Look for "JSON" in each line of the entries, and return the matching lines.

[Dataset entries on figures]
---

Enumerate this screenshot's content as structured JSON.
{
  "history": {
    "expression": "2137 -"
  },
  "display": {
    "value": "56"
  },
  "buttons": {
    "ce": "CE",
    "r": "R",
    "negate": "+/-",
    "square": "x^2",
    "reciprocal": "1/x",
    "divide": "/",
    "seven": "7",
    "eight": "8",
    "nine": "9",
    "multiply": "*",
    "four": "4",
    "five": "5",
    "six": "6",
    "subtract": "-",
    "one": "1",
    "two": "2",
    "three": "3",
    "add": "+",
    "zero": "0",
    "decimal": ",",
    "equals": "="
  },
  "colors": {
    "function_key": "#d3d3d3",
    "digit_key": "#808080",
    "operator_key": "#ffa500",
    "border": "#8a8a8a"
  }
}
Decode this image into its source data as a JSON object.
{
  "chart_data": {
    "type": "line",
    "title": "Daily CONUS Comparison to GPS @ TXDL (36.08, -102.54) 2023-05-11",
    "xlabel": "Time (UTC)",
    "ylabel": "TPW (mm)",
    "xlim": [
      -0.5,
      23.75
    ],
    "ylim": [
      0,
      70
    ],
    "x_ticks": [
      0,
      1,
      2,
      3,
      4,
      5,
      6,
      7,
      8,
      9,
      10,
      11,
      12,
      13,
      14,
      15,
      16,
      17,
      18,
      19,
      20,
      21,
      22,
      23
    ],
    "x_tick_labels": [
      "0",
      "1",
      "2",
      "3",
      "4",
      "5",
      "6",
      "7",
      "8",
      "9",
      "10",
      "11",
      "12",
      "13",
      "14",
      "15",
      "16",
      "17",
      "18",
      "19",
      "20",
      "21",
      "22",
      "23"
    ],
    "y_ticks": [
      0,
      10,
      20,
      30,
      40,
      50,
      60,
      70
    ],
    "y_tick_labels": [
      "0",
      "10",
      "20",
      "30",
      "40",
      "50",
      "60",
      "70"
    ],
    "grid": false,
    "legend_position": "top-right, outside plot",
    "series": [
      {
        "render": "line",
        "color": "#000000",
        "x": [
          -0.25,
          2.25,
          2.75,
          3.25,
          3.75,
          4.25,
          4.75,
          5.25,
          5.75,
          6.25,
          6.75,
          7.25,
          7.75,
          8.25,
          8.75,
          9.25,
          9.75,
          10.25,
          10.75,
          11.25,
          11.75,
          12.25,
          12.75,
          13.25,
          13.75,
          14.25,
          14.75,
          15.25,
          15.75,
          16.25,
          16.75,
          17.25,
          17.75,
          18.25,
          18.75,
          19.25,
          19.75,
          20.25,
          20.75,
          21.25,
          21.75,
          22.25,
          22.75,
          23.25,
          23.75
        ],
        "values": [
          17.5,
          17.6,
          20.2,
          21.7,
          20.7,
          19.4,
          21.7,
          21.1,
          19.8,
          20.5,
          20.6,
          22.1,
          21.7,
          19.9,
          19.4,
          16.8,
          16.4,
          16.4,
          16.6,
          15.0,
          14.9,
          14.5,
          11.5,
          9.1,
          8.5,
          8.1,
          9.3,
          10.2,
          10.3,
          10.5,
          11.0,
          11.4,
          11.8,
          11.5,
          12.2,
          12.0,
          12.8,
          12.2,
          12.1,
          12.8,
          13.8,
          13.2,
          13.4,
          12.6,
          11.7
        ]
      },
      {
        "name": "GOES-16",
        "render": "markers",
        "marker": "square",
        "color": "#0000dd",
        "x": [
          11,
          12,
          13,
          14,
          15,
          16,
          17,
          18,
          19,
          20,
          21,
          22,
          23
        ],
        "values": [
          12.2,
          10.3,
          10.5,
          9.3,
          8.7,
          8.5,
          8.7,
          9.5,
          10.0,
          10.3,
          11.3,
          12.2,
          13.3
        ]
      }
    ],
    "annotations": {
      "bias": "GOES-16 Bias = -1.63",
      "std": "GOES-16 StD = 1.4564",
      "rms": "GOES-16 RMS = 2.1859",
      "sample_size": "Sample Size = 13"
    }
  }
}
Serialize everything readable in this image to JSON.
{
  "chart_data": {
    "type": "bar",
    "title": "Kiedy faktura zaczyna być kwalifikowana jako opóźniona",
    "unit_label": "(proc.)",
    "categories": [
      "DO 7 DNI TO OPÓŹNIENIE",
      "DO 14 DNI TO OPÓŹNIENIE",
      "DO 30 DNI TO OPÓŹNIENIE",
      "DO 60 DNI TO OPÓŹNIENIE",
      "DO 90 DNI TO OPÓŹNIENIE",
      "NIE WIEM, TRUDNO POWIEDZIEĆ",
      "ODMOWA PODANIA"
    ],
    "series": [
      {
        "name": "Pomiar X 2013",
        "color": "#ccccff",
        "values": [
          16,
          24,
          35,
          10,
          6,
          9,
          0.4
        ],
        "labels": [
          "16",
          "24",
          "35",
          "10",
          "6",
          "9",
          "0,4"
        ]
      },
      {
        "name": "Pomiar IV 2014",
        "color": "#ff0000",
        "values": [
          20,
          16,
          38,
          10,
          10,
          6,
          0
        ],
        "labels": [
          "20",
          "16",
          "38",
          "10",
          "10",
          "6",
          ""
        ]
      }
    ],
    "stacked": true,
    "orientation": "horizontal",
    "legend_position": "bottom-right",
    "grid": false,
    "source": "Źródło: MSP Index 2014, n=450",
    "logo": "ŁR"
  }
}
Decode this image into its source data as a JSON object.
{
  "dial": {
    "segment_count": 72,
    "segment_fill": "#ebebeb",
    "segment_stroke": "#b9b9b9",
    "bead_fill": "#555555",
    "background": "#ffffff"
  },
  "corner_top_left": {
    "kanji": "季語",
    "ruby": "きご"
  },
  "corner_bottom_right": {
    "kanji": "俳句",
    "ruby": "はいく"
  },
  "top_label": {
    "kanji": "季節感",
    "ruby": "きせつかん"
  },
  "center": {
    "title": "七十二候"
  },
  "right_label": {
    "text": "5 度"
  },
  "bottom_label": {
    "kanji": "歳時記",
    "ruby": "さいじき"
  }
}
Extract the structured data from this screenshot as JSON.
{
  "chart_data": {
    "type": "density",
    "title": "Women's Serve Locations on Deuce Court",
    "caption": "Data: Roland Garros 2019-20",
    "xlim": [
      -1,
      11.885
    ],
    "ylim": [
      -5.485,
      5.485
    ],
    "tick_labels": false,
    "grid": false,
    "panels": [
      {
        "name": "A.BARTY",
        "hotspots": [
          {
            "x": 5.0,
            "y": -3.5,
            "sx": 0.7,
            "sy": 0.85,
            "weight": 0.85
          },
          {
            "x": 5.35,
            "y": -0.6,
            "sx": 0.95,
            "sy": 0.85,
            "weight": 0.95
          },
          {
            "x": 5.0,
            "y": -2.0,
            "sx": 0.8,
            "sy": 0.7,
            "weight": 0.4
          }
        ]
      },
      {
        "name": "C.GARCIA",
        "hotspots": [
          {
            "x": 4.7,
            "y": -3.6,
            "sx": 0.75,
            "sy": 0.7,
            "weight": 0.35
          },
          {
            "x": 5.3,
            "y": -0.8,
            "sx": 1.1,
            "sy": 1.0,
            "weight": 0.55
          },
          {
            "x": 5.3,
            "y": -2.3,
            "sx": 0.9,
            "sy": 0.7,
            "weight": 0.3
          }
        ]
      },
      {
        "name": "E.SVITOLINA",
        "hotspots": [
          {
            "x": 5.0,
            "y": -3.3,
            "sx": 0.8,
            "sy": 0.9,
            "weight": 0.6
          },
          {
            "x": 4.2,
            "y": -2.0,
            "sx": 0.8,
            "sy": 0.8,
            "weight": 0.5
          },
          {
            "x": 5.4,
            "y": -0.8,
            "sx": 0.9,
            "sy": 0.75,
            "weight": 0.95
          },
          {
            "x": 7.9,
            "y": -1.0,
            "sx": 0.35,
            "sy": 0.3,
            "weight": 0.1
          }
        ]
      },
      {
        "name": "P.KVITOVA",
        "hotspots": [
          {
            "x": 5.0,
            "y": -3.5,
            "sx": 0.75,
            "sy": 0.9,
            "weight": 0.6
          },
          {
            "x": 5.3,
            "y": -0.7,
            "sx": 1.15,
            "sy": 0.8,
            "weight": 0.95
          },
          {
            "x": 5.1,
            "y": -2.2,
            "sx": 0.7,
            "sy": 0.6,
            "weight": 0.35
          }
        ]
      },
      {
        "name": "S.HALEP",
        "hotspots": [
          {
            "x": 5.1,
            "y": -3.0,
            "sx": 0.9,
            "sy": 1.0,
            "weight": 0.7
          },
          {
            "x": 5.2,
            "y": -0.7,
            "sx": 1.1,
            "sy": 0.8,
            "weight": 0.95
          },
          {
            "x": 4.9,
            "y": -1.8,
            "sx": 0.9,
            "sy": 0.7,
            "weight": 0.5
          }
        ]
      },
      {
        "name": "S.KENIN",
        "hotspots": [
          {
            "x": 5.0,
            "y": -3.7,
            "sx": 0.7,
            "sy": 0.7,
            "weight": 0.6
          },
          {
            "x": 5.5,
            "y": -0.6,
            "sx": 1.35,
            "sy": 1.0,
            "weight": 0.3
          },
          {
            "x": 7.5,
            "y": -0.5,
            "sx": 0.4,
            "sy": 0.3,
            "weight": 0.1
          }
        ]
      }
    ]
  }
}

---

Solved problem:
Enumerate this screenshot's content as structured JSON.
Decode this image into its source data as a JSON object.
Serialize everything readable in this image to JSON.
Decode this image into its source data as a JSON object.
Extract the structured data from this screenshot as JSON.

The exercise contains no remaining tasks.